_What is expected_
Print all of the data exactly.

## begin

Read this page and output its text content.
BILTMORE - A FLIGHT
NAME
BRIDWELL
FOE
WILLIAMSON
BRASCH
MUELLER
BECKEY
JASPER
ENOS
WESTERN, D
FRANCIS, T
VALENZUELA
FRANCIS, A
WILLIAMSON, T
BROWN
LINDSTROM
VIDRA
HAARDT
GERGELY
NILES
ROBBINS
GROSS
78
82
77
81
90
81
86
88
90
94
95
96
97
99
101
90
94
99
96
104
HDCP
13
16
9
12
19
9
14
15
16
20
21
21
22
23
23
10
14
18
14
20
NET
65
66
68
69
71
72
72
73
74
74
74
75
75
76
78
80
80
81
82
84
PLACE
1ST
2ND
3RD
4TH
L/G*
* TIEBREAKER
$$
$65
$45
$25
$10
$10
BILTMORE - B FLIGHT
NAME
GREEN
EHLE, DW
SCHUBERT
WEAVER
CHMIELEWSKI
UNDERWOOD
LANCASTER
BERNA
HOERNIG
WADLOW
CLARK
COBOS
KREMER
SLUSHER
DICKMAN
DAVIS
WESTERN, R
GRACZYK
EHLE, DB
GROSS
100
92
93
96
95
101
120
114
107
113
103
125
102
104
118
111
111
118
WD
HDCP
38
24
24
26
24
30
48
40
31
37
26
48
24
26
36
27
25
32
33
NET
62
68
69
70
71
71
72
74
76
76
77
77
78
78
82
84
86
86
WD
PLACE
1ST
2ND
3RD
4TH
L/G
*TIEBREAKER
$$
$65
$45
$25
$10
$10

## end

_Finished exercise_
Read this page and output its text content.
BILTMORE - A FLIGHT
NAME
BRIDWELL
FOE
WILLIAMSON
BRASCH
MUELLER
BECKEY
JASPER
ENOS
WESTERN, D
FRANCIS, T
VALENZUELA
FRANCIS, A
WILLIAMSON, T
BROWN
LINDSTROM
VIDRA
HAARDT
GERGELY
NILES
ROBBINS
GROSS
78
82
77
81
90
81
86
88
90
94
95
96
97
99
101
90
94
99
96
104
HDCP
13
16
9
12
19
9
14
15
16
20
21
21
22
23
23
10
14
18
14
20
NET
65
66
68
69
71
72
72
73
74
74
74
75
75
76
78
80
80
81
82
84
PLACE
1ST
2ND
3RD
4TH
L/G*
* TIEBREAKER
$$
$65
$45
$25
$10
$10
BILTMORE - B FLIGHT
NAME
GREEN
EHLE, DW
SCHUBERT
WEAVER
CHMIELEWSKI
UNDERWOOD
LANCASTER
BERNA
HOERNIG
WADLOW
CLARK
COBOS
KREMER
SLUSHER
DICKMAN
DAVIS
WESTERN, R
GRACZYK
EHLE, DB
GROSS
100
92
93
96
95
101
120
114
107
113
103
125
102
104
118
111
111
118
WD
HDCP
38
24
24
26
24
30
48
40
31
37
26
48
24
26
36
27
25
32
33
NET
62
68
69
70
71
71
72
74
76
76
77
77
78
78
82
84
86
86
WD
PLACE
1ST
2ND
3RD
4TH
L/G
*TIEBREAKER
$$
$65
$45
$25
$10
$10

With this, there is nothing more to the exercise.